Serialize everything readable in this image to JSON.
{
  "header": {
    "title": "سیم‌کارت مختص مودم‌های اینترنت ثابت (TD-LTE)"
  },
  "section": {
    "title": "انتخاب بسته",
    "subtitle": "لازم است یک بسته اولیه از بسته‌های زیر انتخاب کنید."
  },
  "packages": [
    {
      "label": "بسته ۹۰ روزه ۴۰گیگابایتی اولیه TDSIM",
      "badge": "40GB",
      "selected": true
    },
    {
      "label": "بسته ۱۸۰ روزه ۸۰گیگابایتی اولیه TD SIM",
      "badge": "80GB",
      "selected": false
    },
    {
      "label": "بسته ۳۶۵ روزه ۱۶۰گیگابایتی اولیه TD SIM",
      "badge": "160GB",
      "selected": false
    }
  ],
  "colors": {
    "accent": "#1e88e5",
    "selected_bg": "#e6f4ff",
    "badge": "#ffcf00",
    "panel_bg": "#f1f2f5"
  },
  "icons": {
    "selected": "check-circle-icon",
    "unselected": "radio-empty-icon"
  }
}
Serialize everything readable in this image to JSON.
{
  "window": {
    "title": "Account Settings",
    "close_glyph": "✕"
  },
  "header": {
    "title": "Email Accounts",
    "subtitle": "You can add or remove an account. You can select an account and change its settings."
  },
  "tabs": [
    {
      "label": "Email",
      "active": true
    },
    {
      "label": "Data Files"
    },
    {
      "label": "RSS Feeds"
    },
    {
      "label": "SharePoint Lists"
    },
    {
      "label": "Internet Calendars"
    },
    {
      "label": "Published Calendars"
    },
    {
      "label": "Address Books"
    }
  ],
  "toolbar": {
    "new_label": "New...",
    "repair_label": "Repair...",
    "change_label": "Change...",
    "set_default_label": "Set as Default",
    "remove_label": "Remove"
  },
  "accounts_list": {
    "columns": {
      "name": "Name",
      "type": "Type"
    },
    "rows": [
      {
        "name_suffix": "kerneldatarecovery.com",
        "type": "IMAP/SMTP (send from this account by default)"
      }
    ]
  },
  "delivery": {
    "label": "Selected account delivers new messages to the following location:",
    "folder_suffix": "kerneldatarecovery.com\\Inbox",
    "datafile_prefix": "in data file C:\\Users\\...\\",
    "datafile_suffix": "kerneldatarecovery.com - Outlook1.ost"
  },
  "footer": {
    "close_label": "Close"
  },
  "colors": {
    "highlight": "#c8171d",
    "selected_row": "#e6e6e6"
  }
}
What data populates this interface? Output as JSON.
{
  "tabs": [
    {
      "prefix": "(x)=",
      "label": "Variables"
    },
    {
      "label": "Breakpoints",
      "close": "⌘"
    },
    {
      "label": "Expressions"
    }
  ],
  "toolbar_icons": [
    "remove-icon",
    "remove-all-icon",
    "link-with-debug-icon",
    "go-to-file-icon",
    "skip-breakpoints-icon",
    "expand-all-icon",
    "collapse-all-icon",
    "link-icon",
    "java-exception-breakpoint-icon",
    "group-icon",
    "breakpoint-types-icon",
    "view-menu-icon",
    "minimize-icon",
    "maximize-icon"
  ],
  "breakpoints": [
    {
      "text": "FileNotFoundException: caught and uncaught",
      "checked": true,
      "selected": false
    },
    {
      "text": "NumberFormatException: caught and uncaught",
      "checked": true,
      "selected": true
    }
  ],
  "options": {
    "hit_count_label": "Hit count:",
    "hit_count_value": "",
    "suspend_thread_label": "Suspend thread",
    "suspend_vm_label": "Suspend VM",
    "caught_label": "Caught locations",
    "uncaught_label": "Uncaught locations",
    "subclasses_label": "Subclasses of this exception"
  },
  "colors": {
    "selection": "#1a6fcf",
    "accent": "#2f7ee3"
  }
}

- AIM -
Give the count of lines that hold the word "Suspend", with nothing added.

- WRITTEN REPLY -
2